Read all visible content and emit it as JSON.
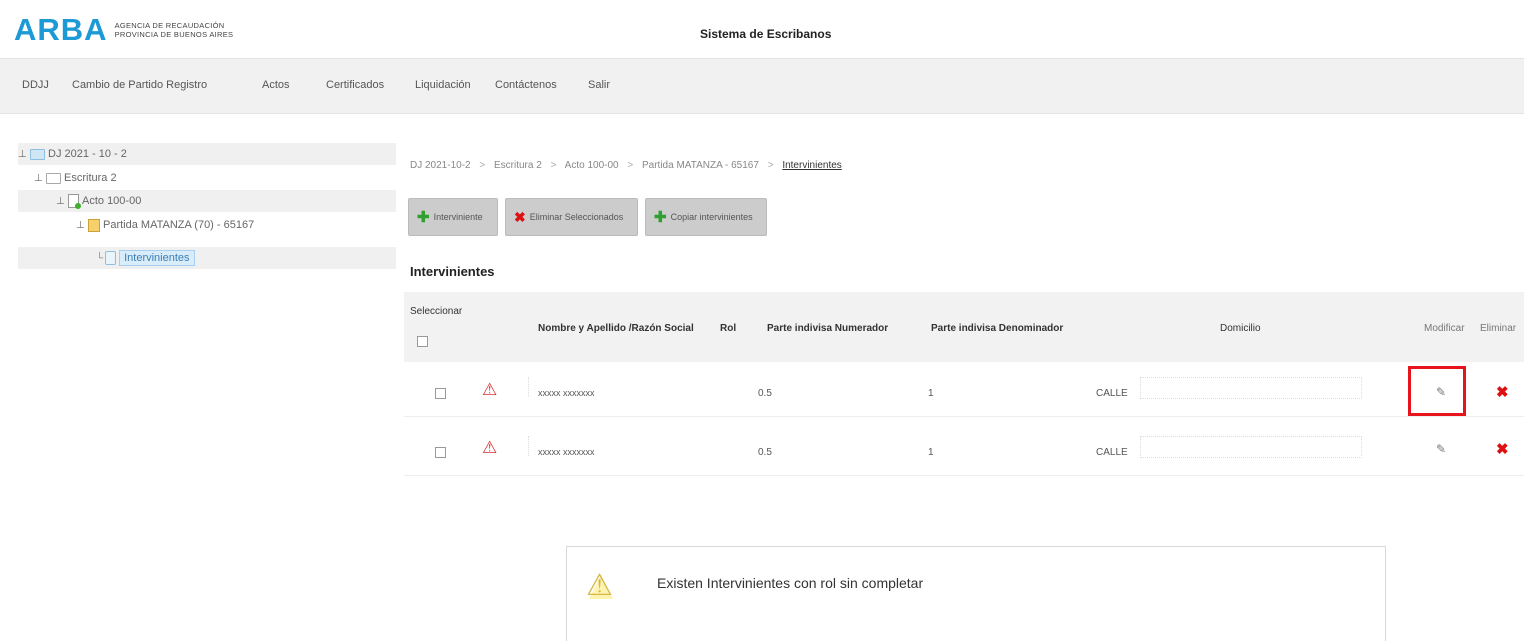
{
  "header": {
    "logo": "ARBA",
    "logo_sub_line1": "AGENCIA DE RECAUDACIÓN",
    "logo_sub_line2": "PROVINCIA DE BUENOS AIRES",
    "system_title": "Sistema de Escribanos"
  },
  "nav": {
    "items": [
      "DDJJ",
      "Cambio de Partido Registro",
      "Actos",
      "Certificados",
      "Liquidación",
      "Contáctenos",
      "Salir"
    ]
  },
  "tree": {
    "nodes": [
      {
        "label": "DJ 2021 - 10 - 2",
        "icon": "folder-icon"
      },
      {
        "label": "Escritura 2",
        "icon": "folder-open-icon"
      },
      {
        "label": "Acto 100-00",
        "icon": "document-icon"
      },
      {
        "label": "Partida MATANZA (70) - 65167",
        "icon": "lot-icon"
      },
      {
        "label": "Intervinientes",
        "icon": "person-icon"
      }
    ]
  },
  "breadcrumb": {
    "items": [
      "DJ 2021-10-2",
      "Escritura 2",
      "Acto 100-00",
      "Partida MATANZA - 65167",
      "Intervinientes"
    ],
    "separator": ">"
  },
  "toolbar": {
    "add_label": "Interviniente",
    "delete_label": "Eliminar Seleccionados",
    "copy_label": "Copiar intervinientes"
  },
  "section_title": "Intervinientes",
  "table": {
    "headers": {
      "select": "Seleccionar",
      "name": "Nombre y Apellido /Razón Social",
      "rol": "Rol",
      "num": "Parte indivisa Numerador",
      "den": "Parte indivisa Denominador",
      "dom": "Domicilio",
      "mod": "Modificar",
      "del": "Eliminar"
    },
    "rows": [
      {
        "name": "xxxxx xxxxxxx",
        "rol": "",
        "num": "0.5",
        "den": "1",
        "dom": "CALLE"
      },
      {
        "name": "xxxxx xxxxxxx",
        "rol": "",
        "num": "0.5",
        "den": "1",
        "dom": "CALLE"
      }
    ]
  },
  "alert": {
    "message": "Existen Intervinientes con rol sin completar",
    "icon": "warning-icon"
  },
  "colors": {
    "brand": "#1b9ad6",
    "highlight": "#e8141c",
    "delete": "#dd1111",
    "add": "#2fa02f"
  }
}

━━━━━━━━━━━━━━━━━━━━━━━━━━━━━━

→ **Your objective**
Without the pictures, transcribe the listing above exactly.

→ **Task output**
Read all visible content and emit it as JSON.
{
  "header": {
    "logo": "ARBA",
    "logo_sub_line1": "AGENCIA DE RECAUDACIÓN",
    "logo_sub_line2": "PROVINCIA DE BUENOS AIRES",
    "system_title": "Sistema de Escribanos"
  },
  "nav": {
    "items": [
      "DDJJ",
      "Cambio de Partido Registro",
      "Actos",
      "Certificados",
      "Liquidación",
      "Contáctenos",
      "Salir"
    ]
  },
  "tree": {
    "nodes": [
      {
        "label": "DJ 2021 - 10 - 2",
        "icon": "folder-icon"
      },
      {
        "label": "Escritura 2",
        "icon": "folder-open-icon"
      },
      {
        "label": "Acto 100-00",
        "icon": "document-icon"
      },
      {
        "label": "Partida MATANZA (70) - 65167",
        "icon": "lot-icon"
      },
      {
        "label": "Intervinientes",
        "icon": "person-icon"
      }
    ]
  },
  "breadcrumb": {
    "items": [
      "DJ 2021-10-2",
      "Escritura 2",
      "Acto 100-00",
      "Partida MATANZA - 65167",
      "Intervinientes"
    ],
    "separator": ">"
  },
  "toolbar": {
    "add_label": "Interviniente",
    "delete_label": "Eliminar Seleccionados",
    "copy_label": "Copiar intervinientes"
  },
  "section_title": "Intervinientes",
  "table": {
    "headers": {
      "select": "Seleccionar",
      "name": "Nombre y Apellido /Razón Social",
      "rol": "Rol",
      "num": "Parte indivisa Numerador",
      "den": "Parte indivisa Denominador",
      "dom": "Domicilio",
      "mod": "Modificar",
      "del": "Eliminar"
    },
    "rows": [
      {
        "name": "xxxxx xxxxxxx",
        "rol": "",
        "num": "0.5",
        "den": "1",
        "dom": "CALLE"
      },
      {
        "name": "xxxxx xxxxxxx",
        "rol": "",
        "num": "0.5",
        "den": "1",
        "dom": "CALLE"
      }
    ]
  },
  "alert": {
    "message": "Existen Intervinientes con rol sin completar",
    "icon": "warning-icon"
  },
  "colors": {
    "brand": "#1b9ad6",
    "highlight": "#e8141c",
    "delete": "#dd1111",
    "add": "#2fa02f"
  }
}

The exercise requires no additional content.